> **Instructions to follow**: Tally the lines containing "Interview" and report the number alone.

------------------------------------------------------------------------

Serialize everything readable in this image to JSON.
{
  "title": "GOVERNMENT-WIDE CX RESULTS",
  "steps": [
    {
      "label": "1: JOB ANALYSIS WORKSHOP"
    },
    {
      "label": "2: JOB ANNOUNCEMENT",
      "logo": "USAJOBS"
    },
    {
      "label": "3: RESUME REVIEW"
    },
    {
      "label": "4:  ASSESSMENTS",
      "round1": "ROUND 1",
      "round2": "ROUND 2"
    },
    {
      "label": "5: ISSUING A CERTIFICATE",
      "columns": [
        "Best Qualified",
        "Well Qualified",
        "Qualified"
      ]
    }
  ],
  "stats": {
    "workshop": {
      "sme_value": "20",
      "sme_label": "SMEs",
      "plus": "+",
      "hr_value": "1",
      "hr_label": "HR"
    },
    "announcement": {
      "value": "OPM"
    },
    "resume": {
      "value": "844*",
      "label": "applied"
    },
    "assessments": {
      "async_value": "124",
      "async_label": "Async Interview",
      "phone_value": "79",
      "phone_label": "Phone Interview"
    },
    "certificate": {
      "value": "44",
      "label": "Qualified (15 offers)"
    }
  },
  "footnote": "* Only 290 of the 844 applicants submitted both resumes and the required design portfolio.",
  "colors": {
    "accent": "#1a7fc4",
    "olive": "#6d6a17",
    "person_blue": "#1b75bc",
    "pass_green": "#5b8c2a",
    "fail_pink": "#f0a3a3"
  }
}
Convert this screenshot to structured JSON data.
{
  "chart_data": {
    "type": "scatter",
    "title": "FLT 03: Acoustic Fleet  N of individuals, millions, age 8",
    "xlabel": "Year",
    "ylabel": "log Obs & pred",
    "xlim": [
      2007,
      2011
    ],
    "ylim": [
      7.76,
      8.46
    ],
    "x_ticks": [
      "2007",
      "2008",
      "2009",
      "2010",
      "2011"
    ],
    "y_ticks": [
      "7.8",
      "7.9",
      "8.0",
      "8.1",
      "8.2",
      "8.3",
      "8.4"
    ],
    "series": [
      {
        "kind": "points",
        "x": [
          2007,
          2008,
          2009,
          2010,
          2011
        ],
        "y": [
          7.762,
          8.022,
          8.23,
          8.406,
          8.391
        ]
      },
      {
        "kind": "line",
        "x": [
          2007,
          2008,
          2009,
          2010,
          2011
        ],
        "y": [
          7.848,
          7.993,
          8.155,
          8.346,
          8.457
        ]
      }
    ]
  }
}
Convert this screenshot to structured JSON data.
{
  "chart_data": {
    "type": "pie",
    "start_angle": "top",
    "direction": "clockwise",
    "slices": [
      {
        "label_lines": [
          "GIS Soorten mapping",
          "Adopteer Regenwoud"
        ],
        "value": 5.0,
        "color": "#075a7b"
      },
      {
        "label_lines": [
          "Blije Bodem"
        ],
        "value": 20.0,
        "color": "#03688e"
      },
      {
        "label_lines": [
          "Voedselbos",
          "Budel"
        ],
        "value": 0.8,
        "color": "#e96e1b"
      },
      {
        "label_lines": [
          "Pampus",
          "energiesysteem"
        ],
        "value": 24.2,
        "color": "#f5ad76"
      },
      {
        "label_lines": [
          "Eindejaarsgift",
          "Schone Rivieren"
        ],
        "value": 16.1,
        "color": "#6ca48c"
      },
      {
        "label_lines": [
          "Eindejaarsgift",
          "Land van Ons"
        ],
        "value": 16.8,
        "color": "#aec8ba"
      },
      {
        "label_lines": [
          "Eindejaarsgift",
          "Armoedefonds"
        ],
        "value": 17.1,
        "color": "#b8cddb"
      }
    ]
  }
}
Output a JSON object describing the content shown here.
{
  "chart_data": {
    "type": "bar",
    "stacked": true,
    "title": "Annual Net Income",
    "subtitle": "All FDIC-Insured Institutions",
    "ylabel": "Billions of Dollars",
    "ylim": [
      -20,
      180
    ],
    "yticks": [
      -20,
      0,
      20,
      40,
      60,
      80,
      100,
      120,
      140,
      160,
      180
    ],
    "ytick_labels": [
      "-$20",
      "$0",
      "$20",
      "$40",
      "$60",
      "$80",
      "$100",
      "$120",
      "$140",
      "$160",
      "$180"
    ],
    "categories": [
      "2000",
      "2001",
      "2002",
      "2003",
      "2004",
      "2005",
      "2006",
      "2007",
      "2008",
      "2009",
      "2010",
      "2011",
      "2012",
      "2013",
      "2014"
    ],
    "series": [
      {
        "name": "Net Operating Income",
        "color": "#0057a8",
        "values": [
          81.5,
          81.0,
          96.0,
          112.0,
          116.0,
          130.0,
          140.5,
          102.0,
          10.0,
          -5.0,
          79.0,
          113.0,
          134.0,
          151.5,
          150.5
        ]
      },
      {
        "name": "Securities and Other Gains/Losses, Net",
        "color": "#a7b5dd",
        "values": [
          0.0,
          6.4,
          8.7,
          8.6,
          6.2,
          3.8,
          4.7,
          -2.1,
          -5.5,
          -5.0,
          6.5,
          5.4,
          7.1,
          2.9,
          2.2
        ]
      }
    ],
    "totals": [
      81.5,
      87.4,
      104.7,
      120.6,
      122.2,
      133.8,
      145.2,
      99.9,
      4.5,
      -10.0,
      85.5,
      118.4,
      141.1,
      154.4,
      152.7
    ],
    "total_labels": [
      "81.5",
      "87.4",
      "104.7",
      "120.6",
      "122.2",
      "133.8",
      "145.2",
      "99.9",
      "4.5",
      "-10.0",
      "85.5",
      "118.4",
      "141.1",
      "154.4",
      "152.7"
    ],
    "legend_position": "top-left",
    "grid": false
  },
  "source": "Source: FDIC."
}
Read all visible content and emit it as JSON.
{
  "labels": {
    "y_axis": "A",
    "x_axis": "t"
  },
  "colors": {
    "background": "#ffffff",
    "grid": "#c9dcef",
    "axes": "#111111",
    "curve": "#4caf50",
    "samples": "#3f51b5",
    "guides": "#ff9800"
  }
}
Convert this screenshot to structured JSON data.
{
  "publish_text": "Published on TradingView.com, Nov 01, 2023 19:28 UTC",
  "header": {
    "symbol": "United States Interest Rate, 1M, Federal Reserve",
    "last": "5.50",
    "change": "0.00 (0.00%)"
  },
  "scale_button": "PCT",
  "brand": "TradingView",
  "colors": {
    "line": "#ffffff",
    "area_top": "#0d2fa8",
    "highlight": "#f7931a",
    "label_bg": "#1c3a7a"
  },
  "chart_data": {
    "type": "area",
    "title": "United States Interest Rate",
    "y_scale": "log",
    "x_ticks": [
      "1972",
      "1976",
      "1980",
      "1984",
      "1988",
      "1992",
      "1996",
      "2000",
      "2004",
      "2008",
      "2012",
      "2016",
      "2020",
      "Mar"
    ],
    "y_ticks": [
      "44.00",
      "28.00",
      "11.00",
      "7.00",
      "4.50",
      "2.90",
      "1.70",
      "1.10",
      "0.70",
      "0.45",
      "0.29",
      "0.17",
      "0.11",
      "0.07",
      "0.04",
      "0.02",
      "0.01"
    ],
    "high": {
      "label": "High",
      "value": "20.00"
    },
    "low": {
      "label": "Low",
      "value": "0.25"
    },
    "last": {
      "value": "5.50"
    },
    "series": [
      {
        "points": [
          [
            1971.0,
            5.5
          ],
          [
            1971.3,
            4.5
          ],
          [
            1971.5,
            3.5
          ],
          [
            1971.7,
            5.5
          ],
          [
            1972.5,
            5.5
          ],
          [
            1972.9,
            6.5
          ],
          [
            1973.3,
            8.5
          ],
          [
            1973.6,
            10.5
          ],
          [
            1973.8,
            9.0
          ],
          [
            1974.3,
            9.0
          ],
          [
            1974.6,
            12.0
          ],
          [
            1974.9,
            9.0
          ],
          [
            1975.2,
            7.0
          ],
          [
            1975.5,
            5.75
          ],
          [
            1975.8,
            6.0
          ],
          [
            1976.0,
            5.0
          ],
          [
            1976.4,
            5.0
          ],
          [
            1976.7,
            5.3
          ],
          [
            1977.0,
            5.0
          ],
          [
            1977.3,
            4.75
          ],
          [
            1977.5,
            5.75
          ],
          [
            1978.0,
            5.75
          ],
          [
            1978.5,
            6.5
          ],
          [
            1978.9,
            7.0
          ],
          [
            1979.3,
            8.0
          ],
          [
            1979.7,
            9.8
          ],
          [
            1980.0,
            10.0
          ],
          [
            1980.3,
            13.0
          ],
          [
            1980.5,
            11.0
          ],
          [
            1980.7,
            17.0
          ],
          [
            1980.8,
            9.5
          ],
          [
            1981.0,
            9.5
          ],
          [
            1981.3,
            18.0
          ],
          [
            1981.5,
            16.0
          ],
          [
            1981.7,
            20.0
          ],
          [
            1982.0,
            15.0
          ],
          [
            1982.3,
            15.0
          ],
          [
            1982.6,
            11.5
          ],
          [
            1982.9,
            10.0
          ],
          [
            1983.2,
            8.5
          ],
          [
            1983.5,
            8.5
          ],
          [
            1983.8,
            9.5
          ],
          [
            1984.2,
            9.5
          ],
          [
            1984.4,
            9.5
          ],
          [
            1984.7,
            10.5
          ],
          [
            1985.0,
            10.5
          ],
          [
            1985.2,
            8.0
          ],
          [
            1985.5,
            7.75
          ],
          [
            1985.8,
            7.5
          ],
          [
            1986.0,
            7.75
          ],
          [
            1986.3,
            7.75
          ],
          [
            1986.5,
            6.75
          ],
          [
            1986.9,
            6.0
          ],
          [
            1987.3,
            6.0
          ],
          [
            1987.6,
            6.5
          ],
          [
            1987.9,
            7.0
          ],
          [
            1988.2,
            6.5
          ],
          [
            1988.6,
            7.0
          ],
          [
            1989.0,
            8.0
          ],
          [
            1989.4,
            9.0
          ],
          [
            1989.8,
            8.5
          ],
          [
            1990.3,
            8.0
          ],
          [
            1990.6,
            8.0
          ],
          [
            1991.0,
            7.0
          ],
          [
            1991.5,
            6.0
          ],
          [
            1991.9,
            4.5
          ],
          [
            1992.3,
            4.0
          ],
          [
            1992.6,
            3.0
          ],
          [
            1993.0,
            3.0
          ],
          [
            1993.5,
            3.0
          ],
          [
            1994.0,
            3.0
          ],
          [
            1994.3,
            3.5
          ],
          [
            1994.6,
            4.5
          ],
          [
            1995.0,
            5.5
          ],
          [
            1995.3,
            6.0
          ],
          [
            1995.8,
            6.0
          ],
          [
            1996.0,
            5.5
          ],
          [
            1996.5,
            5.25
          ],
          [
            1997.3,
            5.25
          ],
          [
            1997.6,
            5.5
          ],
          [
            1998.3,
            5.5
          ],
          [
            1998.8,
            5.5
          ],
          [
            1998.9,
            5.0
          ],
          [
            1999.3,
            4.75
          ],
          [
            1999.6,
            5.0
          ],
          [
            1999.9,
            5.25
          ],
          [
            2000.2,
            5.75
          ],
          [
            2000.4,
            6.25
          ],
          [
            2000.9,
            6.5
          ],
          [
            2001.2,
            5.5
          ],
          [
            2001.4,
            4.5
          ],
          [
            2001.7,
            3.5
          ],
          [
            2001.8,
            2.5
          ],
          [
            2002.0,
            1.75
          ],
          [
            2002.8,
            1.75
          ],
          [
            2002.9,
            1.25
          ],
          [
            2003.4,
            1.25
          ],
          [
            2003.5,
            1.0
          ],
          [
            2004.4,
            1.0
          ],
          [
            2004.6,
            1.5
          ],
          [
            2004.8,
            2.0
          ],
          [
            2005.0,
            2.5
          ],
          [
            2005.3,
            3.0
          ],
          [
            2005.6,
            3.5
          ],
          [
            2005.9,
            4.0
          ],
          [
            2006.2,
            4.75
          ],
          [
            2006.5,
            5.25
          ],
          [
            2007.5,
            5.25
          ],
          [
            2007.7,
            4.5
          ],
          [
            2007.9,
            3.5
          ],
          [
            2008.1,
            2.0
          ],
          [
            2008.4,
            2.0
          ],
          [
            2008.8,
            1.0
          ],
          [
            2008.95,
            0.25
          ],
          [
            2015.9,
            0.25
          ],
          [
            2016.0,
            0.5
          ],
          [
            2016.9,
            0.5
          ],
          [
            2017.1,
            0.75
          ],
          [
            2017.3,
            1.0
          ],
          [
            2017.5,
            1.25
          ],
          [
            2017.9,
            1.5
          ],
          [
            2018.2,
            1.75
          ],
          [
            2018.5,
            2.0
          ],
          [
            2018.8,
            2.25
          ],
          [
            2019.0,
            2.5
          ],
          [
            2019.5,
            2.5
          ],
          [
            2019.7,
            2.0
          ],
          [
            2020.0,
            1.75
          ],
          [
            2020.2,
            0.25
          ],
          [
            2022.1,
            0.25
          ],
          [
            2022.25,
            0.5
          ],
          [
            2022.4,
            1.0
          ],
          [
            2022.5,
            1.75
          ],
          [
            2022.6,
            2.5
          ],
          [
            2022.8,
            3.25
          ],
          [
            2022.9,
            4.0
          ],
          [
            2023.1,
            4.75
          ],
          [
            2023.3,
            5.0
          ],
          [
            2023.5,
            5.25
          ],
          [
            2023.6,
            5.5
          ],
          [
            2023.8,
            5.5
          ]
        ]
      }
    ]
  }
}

------------------------------------------------------------------------

> **Task answer**: 2